### DATASET ROWS
## start
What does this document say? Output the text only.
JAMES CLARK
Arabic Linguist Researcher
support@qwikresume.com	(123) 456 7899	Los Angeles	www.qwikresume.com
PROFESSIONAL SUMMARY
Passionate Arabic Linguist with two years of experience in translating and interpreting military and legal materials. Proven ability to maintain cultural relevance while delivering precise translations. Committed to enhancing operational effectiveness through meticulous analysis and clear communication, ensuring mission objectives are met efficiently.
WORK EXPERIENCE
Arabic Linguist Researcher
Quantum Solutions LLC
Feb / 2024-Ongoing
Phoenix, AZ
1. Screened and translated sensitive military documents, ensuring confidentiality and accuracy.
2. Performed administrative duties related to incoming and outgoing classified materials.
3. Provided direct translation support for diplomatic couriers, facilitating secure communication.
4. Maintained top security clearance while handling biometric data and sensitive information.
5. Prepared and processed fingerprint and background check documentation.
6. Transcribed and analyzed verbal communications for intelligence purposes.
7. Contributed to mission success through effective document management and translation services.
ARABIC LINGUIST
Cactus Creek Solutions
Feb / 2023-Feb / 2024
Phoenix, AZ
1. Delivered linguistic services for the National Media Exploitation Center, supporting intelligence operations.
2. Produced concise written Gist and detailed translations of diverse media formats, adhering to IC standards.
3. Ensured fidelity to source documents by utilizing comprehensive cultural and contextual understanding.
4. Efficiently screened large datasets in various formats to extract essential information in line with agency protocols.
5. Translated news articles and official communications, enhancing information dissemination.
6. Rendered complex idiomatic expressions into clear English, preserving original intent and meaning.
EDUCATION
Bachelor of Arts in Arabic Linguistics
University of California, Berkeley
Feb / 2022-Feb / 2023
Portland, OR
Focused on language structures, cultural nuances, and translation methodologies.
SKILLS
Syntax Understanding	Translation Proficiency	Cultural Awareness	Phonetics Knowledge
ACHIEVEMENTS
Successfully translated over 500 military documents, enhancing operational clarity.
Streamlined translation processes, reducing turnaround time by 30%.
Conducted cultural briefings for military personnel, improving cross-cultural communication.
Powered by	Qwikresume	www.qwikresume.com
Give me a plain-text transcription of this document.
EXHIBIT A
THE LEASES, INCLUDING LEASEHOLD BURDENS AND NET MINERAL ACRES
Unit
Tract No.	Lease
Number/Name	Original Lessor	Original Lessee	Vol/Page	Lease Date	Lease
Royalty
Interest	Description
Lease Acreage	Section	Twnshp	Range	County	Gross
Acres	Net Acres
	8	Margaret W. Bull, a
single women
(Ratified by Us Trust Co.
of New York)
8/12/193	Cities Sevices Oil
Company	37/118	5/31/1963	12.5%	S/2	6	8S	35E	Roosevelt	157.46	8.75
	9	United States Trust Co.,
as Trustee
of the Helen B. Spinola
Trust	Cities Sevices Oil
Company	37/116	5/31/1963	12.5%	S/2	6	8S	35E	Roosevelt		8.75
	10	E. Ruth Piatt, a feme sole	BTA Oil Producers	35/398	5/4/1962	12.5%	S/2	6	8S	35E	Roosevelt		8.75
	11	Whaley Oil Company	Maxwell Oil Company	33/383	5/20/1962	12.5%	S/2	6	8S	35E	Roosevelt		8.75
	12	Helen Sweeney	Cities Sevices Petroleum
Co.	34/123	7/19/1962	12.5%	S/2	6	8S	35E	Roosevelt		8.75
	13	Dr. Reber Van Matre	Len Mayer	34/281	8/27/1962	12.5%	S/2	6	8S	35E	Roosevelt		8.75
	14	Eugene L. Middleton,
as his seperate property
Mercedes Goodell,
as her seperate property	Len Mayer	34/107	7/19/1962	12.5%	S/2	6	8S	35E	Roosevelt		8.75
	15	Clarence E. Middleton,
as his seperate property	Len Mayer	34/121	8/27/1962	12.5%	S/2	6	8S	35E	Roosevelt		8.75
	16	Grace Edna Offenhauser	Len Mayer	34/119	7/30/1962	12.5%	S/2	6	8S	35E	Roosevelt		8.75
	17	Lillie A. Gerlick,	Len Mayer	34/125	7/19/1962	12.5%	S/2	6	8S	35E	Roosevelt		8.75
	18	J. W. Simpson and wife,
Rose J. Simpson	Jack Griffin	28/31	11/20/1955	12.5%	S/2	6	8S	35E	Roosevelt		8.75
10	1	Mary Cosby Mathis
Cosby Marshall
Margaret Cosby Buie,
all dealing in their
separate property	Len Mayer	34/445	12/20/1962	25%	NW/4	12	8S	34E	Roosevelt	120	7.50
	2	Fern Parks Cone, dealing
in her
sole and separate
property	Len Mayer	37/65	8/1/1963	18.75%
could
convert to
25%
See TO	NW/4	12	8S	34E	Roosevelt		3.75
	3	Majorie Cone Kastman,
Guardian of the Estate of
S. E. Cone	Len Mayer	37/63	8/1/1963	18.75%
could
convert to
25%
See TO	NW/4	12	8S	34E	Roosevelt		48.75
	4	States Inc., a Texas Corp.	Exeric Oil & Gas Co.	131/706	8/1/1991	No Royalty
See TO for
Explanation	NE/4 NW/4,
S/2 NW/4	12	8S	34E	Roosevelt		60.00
## end
### AIM OF THE EXERCISE
From the records above, pick out and copy each line holding the word "Company".

### FULL ANSWER
Company	37/118	5/31/1963	12.5%	S/2	6	8S	35E	Roosevelt	157.46	8.75
Company	37/116	5/31/1963	12.5%	S/2	6	8S	35E	Roosevelt		8.75
	11	Whaley Oil Company	Maxwell Oil Company	33/383	5/20/1962	12.5%	S/2	6	8S	35E	Roosevelt		8.75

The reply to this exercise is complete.